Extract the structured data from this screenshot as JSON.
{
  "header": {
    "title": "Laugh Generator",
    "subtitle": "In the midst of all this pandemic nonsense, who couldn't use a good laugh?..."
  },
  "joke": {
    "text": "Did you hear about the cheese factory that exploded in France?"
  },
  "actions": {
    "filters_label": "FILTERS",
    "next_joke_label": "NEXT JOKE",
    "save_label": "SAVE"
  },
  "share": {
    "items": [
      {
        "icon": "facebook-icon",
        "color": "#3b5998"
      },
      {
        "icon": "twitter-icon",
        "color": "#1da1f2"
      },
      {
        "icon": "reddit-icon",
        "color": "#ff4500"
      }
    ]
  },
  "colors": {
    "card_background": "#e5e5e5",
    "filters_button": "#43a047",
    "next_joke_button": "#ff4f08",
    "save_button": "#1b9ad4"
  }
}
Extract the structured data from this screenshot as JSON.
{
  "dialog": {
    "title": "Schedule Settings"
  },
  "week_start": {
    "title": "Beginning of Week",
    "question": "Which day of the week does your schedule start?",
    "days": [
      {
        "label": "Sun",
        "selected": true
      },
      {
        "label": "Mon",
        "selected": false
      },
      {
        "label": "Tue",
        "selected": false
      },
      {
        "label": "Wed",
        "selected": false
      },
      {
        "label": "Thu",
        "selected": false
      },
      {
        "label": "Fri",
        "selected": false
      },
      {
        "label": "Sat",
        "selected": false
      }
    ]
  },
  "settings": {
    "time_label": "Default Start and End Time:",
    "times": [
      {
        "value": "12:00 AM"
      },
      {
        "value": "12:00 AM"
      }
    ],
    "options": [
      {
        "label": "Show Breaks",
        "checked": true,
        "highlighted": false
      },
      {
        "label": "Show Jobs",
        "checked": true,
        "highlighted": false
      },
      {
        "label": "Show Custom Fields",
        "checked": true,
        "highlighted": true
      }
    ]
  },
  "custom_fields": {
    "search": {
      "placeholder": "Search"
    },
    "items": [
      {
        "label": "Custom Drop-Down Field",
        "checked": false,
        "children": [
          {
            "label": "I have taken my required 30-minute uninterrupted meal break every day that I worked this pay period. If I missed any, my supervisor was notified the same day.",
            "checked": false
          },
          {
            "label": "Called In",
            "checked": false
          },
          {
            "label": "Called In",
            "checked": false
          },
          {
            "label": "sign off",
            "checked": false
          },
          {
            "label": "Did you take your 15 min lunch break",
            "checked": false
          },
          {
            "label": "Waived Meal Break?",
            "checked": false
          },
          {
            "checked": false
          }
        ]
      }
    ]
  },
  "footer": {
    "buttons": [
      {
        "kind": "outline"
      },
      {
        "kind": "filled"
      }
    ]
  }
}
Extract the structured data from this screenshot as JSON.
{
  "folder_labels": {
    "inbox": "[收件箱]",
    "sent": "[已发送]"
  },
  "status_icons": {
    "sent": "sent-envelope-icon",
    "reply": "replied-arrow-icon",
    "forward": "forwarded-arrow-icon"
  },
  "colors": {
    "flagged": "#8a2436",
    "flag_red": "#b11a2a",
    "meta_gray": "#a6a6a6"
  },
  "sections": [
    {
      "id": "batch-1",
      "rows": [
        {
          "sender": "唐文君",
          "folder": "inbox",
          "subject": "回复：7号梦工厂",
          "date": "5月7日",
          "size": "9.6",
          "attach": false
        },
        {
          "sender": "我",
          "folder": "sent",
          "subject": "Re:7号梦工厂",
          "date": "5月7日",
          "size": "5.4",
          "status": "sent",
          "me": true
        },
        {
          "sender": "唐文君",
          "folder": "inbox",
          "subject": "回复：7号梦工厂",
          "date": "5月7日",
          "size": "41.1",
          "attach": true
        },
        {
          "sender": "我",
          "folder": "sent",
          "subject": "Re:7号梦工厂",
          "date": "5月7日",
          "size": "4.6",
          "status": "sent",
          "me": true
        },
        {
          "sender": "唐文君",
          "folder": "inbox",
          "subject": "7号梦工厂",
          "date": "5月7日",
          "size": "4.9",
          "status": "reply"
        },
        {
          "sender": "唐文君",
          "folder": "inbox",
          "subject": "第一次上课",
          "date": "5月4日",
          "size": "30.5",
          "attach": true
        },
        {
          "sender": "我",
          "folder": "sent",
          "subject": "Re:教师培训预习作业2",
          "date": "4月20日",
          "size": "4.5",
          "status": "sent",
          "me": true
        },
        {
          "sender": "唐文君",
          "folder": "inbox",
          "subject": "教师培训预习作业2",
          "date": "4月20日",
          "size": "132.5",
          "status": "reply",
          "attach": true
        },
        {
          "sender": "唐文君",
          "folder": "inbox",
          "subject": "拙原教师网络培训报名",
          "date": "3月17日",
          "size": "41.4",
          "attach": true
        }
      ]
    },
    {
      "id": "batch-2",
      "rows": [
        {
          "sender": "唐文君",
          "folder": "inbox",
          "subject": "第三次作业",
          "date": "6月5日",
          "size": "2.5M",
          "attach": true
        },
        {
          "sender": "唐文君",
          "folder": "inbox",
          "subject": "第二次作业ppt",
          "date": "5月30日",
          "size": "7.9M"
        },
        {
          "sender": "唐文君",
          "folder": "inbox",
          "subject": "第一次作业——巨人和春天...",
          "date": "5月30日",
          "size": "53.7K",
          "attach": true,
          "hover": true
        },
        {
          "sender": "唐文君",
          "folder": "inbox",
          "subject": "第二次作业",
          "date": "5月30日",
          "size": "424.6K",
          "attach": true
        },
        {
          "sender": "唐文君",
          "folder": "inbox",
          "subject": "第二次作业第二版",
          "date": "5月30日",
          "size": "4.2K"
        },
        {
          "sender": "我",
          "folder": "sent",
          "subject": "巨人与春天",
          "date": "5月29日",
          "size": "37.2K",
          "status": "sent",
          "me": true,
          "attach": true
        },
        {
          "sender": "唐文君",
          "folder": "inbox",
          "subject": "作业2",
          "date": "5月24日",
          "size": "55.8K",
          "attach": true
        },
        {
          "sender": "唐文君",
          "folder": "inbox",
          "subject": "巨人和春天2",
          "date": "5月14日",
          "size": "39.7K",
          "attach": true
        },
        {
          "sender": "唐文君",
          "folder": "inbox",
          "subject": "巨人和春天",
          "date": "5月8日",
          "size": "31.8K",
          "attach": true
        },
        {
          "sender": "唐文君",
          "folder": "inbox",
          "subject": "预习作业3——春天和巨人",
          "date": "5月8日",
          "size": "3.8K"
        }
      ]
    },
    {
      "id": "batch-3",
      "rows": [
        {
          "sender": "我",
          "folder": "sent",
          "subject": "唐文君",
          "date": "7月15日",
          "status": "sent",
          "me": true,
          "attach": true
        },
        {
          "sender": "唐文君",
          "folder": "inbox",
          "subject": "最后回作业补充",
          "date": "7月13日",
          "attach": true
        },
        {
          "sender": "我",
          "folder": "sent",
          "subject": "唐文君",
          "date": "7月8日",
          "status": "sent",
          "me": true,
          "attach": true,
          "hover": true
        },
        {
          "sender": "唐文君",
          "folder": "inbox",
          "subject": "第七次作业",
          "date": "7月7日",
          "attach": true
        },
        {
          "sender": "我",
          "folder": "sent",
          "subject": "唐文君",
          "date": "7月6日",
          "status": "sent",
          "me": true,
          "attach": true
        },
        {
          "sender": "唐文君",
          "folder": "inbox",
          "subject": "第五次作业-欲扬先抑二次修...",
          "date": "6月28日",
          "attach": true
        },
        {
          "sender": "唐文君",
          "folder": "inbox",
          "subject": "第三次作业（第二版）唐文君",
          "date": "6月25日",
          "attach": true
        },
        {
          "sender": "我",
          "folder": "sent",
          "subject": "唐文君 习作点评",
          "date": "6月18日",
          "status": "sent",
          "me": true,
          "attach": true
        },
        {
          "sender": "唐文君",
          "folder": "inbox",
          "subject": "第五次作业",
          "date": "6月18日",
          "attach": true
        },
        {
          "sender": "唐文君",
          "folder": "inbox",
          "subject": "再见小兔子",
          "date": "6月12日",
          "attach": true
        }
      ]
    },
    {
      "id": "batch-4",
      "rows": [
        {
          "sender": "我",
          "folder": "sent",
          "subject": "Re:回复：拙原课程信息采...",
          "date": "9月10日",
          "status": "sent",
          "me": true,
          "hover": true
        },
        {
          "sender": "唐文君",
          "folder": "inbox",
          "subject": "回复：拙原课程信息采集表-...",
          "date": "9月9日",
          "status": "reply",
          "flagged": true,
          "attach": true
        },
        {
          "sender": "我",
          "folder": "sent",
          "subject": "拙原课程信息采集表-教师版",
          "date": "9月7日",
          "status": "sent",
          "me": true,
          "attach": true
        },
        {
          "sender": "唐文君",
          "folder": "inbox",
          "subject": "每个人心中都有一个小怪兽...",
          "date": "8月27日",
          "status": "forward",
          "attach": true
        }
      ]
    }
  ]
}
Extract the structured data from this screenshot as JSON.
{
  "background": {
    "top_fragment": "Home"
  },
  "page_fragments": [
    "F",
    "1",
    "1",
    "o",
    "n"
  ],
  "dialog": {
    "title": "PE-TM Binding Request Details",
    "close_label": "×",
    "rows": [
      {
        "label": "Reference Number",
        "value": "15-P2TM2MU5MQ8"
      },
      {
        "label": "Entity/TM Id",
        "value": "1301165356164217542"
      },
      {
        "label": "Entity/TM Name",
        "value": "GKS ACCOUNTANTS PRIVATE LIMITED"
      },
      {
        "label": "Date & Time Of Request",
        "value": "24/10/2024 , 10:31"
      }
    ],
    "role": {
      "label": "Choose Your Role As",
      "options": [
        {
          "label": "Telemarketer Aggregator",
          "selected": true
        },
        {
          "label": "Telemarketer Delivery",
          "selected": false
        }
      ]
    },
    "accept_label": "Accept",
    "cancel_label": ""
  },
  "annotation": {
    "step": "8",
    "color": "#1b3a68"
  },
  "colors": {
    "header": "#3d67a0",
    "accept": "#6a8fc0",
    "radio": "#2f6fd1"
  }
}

**Description of the task:** Find all the lines containing "拙原课程信息采集表" in the material, then copy them.

**Complete output:**
          "subject": "回复：拙原课程信息采集表-...",
          "subject": "拙原课程信息采集表-教师版",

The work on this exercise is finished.